= Problem =
Copy the line with "Give me the" and all lines following it through the last line of the entries, exactly as written.

= Records for the exercise =
== == ==

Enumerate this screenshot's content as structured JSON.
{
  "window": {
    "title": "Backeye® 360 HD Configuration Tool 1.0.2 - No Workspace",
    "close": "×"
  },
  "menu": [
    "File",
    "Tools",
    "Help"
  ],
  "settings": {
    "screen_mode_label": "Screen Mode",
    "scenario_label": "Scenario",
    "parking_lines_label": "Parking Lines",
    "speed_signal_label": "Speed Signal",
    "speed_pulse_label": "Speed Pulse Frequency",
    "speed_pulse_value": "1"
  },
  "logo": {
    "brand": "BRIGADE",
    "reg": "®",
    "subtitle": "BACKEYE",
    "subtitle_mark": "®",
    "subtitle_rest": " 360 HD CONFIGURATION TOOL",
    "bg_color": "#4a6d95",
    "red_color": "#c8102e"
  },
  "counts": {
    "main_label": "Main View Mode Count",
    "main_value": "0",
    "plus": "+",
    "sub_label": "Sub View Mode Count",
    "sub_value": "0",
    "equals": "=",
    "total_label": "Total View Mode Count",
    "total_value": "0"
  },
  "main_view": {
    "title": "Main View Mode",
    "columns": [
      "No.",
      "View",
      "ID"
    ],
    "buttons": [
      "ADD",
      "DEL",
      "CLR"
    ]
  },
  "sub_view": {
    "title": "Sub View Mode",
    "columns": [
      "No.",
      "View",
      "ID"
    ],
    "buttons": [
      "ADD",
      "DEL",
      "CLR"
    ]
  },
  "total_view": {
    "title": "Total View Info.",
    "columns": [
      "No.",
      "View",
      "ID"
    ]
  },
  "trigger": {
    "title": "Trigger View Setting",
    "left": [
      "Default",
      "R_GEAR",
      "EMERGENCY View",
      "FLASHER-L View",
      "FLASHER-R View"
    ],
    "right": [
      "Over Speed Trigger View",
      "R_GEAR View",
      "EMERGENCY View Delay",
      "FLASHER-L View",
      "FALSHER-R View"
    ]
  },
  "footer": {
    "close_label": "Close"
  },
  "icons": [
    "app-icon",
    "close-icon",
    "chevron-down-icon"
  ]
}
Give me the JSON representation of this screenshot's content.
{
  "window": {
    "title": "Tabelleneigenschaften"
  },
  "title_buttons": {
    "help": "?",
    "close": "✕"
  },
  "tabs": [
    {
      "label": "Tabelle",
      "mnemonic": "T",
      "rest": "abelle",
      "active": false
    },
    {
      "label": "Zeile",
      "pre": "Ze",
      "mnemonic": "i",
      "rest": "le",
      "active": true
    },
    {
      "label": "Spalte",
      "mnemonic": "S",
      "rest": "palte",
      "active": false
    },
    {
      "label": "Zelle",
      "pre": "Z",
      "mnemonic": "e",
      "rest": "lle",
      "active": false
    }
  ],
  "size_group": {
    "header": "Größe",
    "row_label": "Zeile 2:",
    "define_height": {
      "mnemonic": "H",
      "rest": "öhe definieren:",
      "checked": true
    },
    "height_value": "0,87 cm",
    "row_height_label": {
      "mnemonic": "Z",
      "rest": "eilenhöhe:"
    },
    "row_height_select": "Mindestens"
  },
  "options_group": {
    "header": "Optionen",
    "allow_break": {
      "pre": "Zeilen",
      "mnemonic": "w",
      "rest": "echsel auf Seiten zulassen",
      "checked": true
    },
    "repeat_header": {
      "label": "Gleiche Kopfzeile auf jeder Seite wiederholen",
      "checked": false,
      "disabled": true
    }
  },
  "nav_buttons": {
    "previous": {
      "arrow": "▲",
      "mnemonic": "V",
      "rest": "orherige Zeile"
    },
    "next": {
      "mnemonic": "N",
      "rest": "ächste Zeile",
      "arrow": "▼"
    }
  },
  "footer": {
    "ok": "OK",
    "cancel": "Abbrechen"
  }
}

== == ==

= Finished task =
Give me the JSON representation of this screenshot's content.
{
  "window": {
    "title": "Tabelleneigenschaften"
  },
  "title_buttons": {
    "help": "?",
    "close": "✕"
  },
  "tabs": [
    {
      "label": "Tabelle",
      "mnemonic": "T",
      "rest": "abelle",
      "active": false
    },
    {
      "label": "Zeile",
      "pre": "Ze",
      "mnemonic": "i",
      "rest": "le",
      "active": true
    },
    {
      "label": "Spalte",
      "mnemonic": "S",
      "rest": "palte",
      "active": false
    },
    {
      "label": "Zelle",
      "pre": "Z",
      "mnemonic": "e",
      "rest": "lle",
      "active": false
    }
  ],
  "size_group": {
    "header": "Größe",
    "row_label": "Zeile 2:",
    "define_height": {
      "mnemonic": "H",
      "rest": "öhe definieren:",
      "checked": true
    },
    "height_value": "0,87 cm",
    "row_height_label": {
      "mnemonic": "Z",
      "rest": "eilenhöhe:"
    },
    "row_height_select": "Mindestens"
  },
  "options_group": {
    "header": "Optionen",
    "allow_break": {
      "pre": "Zeilen",
      "mnemonic": "w",
      "rest": "echsel auf Seiten zulassen",
      "checked": true
    },
    "repeat_header": {
      "label": "Gleiche Kopfzeile auf jeder Seite wiederholen",
      "checked": false,
      "disabled": true
    }
  },
  "nav_buttons": {
    "previous": {
      "arrow": "▲",
      "mnemonic": "V",
      "rest": "orherige Zeile"
    },
    "next": {
      "mnemonic": "N",
      "rest": "ächste Zeile",
      "arrow": "▼"
    }
  },
  "footer": {
    "ok": "OK",
    "cancel": "Abbrechen"
  }
}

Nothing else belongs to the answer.